Data records

..........

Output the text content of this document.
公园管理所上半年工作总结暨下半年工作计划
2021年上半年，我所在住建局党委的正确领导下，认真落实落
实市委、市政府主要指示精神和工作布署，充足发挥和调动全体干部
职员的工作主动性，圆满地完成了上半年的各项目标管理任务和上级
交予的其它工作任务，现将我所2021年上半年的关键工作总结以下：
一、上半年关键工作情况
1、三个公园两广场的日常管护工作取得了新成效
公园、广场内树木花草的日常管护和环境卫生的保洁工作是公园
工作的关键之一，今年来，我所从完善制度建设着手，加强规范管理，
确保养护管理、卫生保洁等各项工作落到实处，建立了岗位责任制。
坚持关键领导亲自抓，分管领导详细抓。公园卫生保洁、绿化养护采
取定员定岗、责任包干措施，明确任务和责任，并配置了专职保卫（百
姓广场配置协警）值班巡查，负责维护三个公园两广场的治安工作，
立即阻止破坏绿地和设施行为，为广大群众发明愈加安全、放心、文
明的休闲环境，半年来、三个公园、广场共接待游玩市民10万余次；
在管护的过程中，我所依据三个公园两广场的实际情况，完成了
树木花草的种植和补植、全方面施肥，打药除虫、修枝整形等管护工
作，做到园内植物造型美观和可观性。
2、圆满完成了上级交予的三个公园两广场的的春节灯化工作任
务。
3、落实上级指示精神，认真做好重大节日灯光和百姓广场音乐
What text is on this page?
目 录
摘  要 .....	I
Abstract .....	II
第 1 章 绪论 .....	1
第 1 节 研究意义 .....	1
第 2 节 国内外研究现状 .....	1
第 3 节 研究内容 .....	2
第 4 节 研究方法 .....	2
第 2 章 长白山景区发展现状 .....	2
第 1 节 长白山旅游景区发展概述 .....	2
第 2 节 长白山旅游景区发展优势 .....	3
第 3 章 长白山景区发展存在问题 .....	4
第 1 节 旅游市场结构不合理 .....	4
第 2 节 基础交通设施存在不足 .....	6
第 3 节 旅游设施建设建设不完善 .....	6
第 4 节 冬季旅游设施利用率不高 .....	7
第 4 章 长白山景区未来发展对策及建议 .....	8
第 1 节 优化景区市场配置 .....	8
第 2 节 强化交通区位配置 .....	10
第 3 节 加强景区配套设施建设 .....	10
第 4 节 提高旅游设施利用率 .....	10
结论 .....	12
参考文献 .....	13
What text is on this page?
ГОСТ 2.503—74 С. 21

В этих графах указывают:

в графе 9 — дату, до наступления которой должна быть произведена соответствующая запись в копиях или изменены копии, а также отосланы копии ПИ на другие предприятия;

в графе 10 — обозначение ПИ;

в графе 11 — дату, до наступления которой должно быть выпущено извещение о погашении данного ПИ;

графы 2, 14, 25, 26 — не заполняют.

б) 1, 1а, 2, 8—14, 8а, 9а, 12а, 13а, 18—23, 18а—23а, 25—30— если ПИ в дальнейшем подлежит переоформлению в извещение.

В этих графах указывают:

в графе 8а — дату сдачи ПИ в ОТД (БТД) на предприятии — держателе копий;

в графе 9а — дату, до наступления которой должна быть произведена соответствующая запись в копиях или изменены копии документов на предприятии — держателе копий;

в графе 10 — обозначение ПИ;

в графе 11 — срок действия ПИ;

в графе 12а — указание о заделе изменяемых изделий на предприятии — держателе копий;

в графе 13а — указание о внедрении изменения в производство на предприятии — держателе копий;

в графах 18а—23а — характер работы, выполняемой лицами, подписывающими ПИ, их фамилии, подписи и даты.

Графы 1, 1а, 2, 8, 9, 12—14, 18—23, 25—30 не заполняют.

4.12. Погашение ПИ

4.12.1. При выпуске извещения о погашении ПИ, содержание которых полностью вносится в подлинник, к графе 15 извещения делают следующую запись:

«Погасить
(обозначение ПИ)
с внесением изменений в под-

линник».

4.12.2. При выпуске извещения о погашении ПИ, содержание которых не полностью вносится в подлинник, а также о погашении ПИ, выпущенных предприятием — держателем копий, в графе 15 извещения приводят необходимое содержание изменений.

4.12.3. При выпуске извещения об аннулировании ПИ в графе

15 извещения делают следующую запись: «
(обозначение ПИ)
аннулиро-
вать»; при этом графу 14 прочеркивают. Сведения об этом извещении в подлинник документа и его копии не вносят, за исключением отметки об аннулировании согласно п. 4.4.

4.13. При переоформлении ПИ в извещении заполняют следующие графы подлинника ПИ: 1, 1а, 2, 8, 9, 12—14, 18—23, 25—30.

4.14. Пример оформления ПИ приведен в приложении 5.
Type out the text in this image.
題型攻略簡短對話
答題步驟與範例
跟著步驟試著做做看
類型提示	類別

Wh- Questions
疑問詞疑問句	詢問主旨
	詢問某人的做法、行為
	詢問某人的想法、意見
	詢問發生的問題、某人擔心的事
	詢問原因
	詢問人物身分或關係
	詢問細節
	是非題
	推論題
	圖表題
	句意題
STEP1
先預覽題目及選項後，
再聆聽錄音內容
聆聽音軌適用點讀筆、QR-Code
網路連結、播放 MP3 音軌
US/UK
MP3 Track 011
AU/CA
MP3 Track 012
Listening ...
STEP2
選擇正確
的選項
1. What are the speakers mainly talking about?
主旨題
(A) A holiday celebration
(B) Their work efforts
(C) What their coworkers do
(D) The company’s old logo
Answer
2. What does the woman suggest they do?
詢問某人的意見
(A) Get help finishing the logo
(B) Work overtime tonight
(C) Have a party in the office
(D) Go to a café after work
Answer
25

..........

▸ **GIVEN INSTRUCTION**
Reproduce the entries above in full, verbatim.

▸ **SOLUTION BELOW**
Output the text content of this document.
公园管理所上半年工作总结暨下半年工作计划
2021年上半年，我所在住建局党委的正确领导下，认真落实落
实市委、市政府主要指示精神和工作布署，充足发挥和调动全体干部
职员的工作主动性，圆满地完成了上半年的各项目标管理任务和上级
交予的其它工作任务，现将我所2021年上半年的关键工作总结以下：
一、上半年关键工作情况
1、三个公园两广场的日常管护工作取得了新成效
公园、广场内树木花草的日常管护和环境卫生的保洁工作是公园
工作的关键之一，今年来，我所从完善制度建设着手，加强规范管理，
确保养护管理、卫生保洁等各项工作落到实处，建立了岗位责任制。
坚持关键领导亲自抓，分管领导详细抓。公园卫生保洁、绿化养护采
取定员定岗、责任包干措施，明确任务和责任，并配置了专职保卫（百
姓广场配置协警）值班巡查，负责维护三个公园两广场的治安工作，
立即阻止破坏绿地和设施行为，为广大群众发明愈加安全、放心、文
明的休闲环境，半年来、三个公园、广场共接待游玩市民10万余次；
在管护的过程中，我所依据三个公园两广场的实际情况，完成了
树木花草的种植和补植、全方面施肥，打药除虫、修枝整形等管护工
作，做到园内植物造型美观和可观性。
2、圆满完成了上级交予的三个公园两广场的的春节灯化工作任
务。
3、落实上级指示精神，认真做好重大节日灯光和百姓广场音乐
What text is on this page?
目 录
摘  要 .....	I
Abstract .....	II
第 1 章 绪论 .....	1
第 1 节 研究意义 .....	1
第 2 节 国内外研究现状 .....	1
第 3 节 研究内容 .....	2
第 4 节 研究方法 .....	2
第 2 章 长白山景区发展现状 .....	2
第 1 节 长白山旅游景区发展概述 .....	2
第 2 节 长白山旅游景区发展优势 .....	3
第 3 章 长白山景区发展存在问题 .....	4
第 1 节 旅游市场结构不合理 .....	4
第 2 节 基础交通设施存在不足 .....	6
第 3 节 旅游设施建设建设不完善 .....	6
第 4 节 冬季旅游设施利用率不高 .....	7
第 4 章 长白山景区未来发展对策及建议 .....	8
第 1 节 优化景区市场配置 .....	8
第 2 节 强化交通区位配置 .....	10
第 3 节 加强景区配套设施建设 .....	10
第 4 节 提高旅游设施利用率 .....	10
结论 .....	12
参考文献 .....	13
What text is on this page?
ГОСТ 2.503—74 С. 21

В этих графах указывают:

в графе 9 — дату, до наступления которой должна быть произведена соответствующая запись в копиях или изменены копии, а также отосланы копии ПИ на другие предприятия;

в графе 10 — обозначение ПИ;

в графе 11 — дату, до наступления которой должно быть выпущено извещение о погашении данного ПИ;

графы 2, 14, 25, 26 — не заполняют.

б) 1, 1а, 2, 8—14, 8а, 9а, 12а, 13а, 18—23, 18а—23а, 25—30— если ПИ в дальнейшем подлежит переоформлению в извещение.

В этих графах указывают:

в графе 8а — дату сдачи ПИ в ОТД (БТД) на предприятии — держателе копий;

в графе 9а — дату, до наступления которой должна быть произведена соответствующая запись в копиях или изменены копии документов на предприятии — держателе копий;

в графе 10 — обозначение ПИ;

в графе 11 — срок действия ПИ;

в графе 12а — указание о заделе изменяемых изделий на предприятии — держателе копий;

в графе 13а — указание о внедрении изменения в производство на предприятии — держателе копий;

в графах 18а—23а — характер работы, выполняемой лицами, подписывающими ПИ, их фамилии, подписи и даты.

Графы 1, 1а, 2, 8, 9, 12—14, 18—23, 25—30 не заполняют.

4.12. Погашение ПИ

4.12.1. При выпуске извещения о погашении ПИ, содержание которых полностью вносится в подлинник, к графе 15 извещения делают следующую запись:

«Погасить
(обозначение ПИ)
с внесением изменений в под-

линник».

4.12.2. При выпуске извещения о погашении ПИ, содержание которых не полностью вносится в подлинник, а также о погашении ПИ, выпущенных предприятием — держателем копий, в графе 15 извещения приводят необходимое содержание изменений.

4.12.3. При выпуске извещения об аннулировании ПИ в графе

15 извещения делают следующую запись: «
(обозначение ПИ)
аннулиро-
вать»; при этом графу 14 прочеркивают. Сведения об этом извещении в подлинник документа и его копии не вносят, за исключением отметки об аннулировании согласно п. 4.4.

4.13. При переоформлении ПИ в извещении заполняют следующие графы подлинника ПИ: 1, 1а, 2, 8, 9, 12—14, 18—23, 25—30.

4.14. Пример оформления ПИ приведен в приложении 5.
Type out the text in this image.
題型攻略簡短對話
答題步驟與範例
跟著步驟試著做做看
類型提示	類別

Wh- Questions
疑問詞疑問句	詢問主旨
	詢問某人的做法、行為
	詢問某人的想法、意見
	詢問發生的問題、某人擔心的事
	詢問原因
	詢問人物身分或關係
	詢問細節
	是非題
	推論題
	圖表題
	句意題
STEP1
先預覽題目及選項後，
再聆聽錄音內容
聆聽音軌適用點讀筆、QR-Code
網路連結、播放 MP3 音軌
US/UK
MP3 Track 011
AU/CA
MP3 Track 012
Listening ...
STEP2
選擇正確
的選項
1. What are the speakers mainly talking about?
主旨題
(A) A holiday celebration
(B) Their work efforts
(C) What their coworkers do
(D) The company’s old logo
Answer
2. What does the woman suggest they do?
詢問某人的意見
(A) Get help finishing the logo
(B) Work overtime tonight
(C) Have a party in the office
(D) Go to a café after work
Answer
25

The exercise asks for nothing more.